Problem:
Repeat every record below exactly as it appears.

────────────────────────────────────────

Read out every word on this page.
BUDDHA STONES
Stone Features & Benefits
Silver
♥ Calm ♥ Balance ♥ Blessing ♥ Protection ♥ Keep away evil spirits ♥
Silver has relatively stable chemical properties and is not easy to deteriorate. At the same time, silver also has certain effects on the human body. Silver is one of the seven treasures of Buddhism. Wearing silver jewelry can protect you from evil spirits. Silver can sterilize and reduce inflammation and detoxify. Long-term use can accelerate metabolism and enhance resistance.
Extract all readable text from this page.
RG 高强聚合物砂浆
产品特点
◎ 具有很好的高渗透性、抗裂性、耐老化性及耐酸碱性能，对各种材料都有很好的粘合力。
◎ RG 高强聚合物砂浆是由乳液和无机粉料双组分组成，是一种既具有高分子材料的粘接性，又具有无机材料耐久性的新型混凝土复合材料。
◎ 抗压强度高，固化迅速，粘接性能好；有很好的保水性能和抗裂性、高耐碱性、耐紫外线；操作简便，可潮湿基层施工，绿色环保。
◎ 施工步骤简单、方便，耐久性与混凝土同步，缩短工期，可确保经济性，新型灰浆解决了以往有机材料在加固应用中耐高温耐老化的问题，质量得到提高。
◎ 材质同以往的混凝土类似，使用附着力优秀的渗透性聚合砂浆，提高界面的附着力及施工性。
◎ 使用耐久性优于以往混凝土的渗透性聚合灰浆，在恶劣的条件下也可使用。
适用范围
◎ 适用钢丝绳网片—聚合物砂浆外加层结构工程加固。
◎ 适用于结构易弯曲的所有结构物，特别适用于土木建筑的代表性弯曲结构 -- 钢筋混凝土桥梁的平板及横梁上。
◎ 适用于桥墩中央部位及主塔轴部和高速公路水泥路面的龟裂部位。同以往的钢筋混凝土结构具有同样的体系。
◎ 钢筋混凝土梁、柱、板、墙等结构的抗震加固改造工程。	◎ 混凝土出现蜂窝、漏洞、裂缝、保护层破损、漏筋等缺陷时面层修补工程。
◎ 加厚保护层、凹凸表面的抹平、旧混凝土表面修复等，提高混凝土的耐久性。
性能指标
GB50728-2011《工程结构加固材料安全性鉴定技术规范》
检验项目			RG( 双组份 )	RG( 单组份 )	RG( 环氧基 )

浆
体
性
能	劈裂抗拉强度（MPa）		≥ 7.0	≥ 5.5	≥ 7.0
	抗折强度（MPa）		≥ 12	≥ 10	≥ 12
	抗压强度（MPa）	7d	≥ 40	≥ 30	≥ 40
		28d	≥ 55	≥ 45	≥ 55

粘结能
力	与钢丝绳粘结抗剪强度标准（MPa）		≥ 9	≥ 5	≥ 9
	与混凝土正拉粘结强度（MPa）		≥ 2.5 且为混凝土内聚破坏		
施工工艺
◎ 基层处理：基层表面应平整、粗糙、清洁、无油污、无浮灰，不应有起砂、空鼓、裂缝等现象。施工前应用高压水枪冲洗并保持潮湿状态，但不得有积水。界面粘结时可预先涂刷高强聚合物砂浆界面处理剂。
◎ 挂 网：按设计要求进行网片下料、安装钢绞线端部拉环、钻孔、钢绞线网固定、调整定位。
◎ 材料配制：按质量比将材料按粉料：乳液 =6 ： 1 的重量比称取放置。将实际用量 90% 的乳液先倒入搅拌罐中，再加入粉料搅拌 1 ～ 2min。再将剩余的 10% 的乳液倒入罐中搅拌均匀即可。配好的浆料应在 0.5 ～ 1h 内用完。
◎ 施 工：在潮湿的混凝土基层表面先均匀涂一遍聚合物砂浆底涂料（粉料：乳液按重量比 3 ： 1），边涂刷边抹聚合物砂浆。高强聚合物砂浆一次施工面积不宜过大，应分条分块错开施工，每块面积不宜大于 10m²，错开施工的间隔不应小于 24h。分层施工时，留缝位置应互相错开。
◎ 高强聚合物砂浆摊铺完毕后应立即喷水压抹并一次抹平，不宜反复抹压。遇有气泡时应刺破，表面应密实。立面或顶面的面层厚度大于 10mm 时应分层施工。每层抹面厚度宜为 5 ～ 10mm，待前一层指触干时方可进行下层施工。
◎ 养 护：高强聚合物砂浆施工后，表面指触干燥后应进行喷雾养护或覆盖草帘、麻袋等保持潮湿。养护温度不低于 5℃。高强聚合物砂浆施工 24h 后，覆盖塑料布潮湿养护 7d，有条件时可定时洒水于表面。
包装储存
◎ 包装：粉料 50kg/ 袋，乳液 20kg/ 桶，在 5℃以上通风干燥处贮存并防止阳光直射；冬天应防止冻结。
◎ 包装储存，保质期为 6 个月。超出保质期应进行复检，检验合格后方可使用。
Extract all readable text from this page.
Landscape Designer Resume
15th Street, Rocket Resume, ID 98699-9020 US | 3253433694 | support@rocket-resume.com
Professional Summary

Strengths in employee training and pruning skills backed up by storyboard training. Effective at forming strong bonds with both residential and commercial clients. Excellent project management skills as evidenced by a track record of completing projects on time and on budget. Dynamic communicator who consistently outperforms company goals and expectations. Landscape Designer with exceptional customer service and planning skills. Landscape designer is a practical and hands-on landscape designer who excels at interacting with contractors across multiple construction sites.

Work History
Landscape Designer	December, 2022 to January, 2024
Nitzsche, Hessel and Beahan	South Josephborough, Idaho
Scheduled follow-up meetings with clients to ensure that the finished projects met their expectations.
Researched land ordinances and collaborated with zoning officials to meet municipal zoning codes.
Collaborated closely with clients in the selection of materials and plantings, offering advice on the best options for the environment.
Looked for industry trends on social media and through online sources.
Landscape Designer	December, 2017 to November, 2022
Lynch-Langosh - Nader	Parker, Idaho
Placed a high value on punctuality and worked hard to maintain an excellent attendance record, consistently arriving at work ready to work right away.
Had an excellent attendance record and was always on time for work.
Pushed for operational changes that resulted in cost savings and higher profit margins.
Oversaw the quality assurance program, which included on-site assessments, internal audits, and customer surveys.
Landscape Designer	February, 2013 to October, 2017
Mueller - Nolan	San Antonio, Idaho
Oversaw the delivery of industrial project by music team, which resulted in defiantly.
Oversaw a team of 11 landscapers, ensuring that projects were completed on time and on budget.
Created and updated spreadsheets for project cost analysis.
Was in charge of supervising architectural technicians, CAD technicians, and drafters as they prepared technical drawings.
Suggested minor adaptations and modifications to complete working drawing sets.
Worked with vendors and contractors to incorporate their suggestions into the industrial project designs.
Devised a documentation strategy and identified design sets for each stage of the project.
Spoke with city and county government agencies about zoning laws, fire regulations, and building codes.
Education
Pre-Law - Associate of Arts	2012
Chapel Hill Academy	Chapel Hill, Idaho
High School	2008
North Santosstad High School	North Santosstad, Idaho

────────────────────────────────────────

Exercise answer:
Read out every word on this page.
BUDDHA STONES
Stone Features & Benefits
Silver
♥ Calm ♥ Balance ♥ Blessing ♥ Protection ♥ Keep away evil spirits ♥
Silver has relatively stable chemical properties and is not easy to deteriorate. At the same time, silver also has certain effects on the human body. Silver is one of the seven treasures of Buddhism. Wearing silver jewelry can protect you from evil spirits. Silver can sterilize and reduce inflammation and detoxify. Long-term use can accelerate metabolism and enhance resistance.
Extract all readable text from this page.
RG 高强聚合物砂浆
产品特点
◎ 具有很好的高渗透性、抗裂性、耐老化性及耐酸碱性能，对各种材料都有很好的粘合力。
◎ RG 高强聚合物砂浆是由乳液和无机粉料双组分组成，是一种既具有高分子材料的粘接性，又具有无机材料耐久性的新型混凝土复合材料。
◎ 抗压强度高，固化迅速，粘接性能好；有很好的保水性能和抗裂性、高耐碱性、耐紫外线；操作简便，可潮湿基层施工，绿色环保。
◎ 施工步骤简单、方便，耐久性与混凝土同步，缩短工期，可确保经济性，新型灰浆解决了以往有机材料在加固应用中耐高温耐老化的问题，质量得到提高。
◎ 材质同以往的混凝土类似，使用附着力优秀的渗透性聚合砂浆，提高界面的附着力及施工性。
◎ 使用耐久性优于以往混凝土的渗透性聚合灰浆，在恶劣的条件下也可使用。
适用范围
◎ 适用钢丝绳网片—聚合物砂浆外加层结构工程加固。
◎ 适用于结构易弯曲的所有结构物，特别适用于土木建筑的代表性弯曲结构 -- 钢筋混凝土桥梁的平板及横梁上。
◎ 适用于桥墩中央部位及主塔轴部和高速公路水泥路面的龟裂部位。同以往的钢筋混凝土结构具有同样的体系。
◎ 钢筋混凝土梁、柱、板、墙等结构的抗震加固改造工程。	◎ 混凝土出现蜂窝、漏洞、裂缝、保护层破损、漏筋等缺陷时面层修补工程。
◎ 加厚保护层、凹凸表面的抹平、旧混凝土表面修复等，提高混凝土的耐久性。
性能指标
GB50728-2011《工程结构加固材料安全性鉴定技术规范》
检验项目			RG( 双组份 )	RG( 单组份 )	RG( 环氧基 )

浆
体
性
能	劈裂抗拉强度（MPa）		≥ 7.0	≥ 5.5	≥ 7.0
	抗折强度（MPa）		≥ 12	≥ 10	≥ 12
	抗压强度（MPa）	7d	≥ 40	≥ 30	≥ 40
		28d	≥ 55	≥ 45	≥ 55

粘结能
力	与钢丝绳粘结抗剪强度标准（MPa）		≥ 9	≥ 5	≥ 9
	与混凝土正拉粘结强度（MPa）		≥ 2.5 且为混凝土内聚破坏		
施工工艺
◎ 基层处理：基层表面应平整、粗糙、清洁、无油污、无浮灰，不应有起砂、空鼓、裂缝等现象。施工前应用高压水枪冲洗并保持潮湿状态，但不得有积水。界面粘结时可预先涂刷高强聚合物砂浆界面处理剂。
◎ 挂 网：按设计要求进行网片下料、安装钢绞线端部拉环、钻孔、钢绞线网固定、调整定位。
◎ 材料配制：按质量比将材料按粉料：乳液 =6 ： 1 的重量比称取放置。将实际用量 90% 的乳液先倒入搅拌罐中，再加入粉料搅拌 1 ～ 2min。再将剩余的 10% 的乳液倒入罐中搅拌均匀即可。配好的浆料应在 0.5 ～ 1h 内用完。
◎ 施 工：在潮湿的混凝土基层表面先均匀涂一遍聚合物砂浆底涂料（粉料：乳液按重量比 3 ： 1），边涂刷边抹聚合物砂浆。高强聚合物砂浆一次施工面积不宜过大，应分条分块错开施工，每块面积不宜大于 10m²，错开施工的间隔不应小于 24h。分层施工时，留缝位置应互相错开。
◎ 高强聚合物砂浆摊铺完毕后应立即喷水压抹并一次抹平，不宜反复抹压。遇有气泡时应刺破，表面应密实。立面或顶面的面层厚度大于 10mm 时应分层施工。每层抹面厚度宜为 5 ～ 10mm，待前一层指触干时方可进行下层施工。
◎ 养 护：高强聚合物砂浆施工后，表面指触干燥后应进行喷雾养护或覆盖草帘、麻袋等保持潮湿。养护温度不低于 5℃。高强聚合物砂浆施工 24h 后，覆盖塑料布潮湿养护 7d，有条件时可定时洒水于表面。
包装储存
◎ 包装：粉料 50kg/ 袋，乳液 20kg/ 桶，在 5℃以上通风干燥处贮存并防止阳光直射；冬天应防止冻结。
◎ 包装储存，保质期为 6 个月。超出保质期应进行复检，检验合格后方可使用。
Extract all readable text from this page.
Landscape Designer Resume
15th Street, Rocket Resume, ID 98699-9020 US | 3253433694 | support@rocket-resume.com
Professional Summary

Strengths in employee training and pruning skills backed up by storyboard training. Effective at forming strong bonds with both residential and commercial clients. Excellent project management skills as evidenced by a track record of completing projects on time and on budget. Dynamic communicator who consistently outperforms company goals and expectations. Landscape Designer with exceptional customer service and planning skills. Landscape designer is a practical and hands-on landscape designer who excels at interacting with contractors across multiple construction sites.

Work History
Landscape Designer	December, 2022 to January, 2024
Nitzsche, Hessel and Beahan	South Josephborough, Idaho
Scheduled follow-up meetings with clients to ensure that the finished projects met their expectations.
Researched land ordinances and collaborated with zoning officials to meet municipal zoning codes.
Collaborated closely with clients in the selection of materials and plantings, offering advice on the best options for the environment.
Looked for industry trends on social media and through online sources.
Landscape Designer	December, 2017 to November, 2022
Lynch-Langosh - Nader	Parker, Idaho
Placed a high value on punctuality and worked hard to maintain an excellent attendance record, consistently arriving at work ready to work right away.
Had an excellent attendance record and was always on time for work.
Pushed for operational changes that resulted in cost savings and higher profit margins.
Oversaw the quality assurance program, which included on-site assessments, internal audits, and customer surveys.
Landscape Designer	February, 2013 to October, 2017
Mueller - Nolan	San Antonio, Idaho
Oversaw the delivery of industrial project by music team, which resulted in defiantly.
Oversaw a team of 11 landscapers, ensuring that projects were completed on time and on budget.
Created and updated spreadsheets for project cost analysis.
Was in charge of supervising architectural technicians, CAD technicians, and drafters as they prepared technical drawings.
Suggested minor adaptations and modifications to complete working drawing sets.
Worked with vendors and contractors to incorporate their suggestions into the industrial project designs.
Devised a documentation strategy and identified design sets for each stage of the project.
Spoke with city and county government agencies about zoning laws, fire regulations, and building codes.
Education
Pre-Law - Associate of Arts	2012
Chapel Hill Academy	Chapel Hill, Idaho
High School	2008
North Santosstad High School	North Santosstad, Idaho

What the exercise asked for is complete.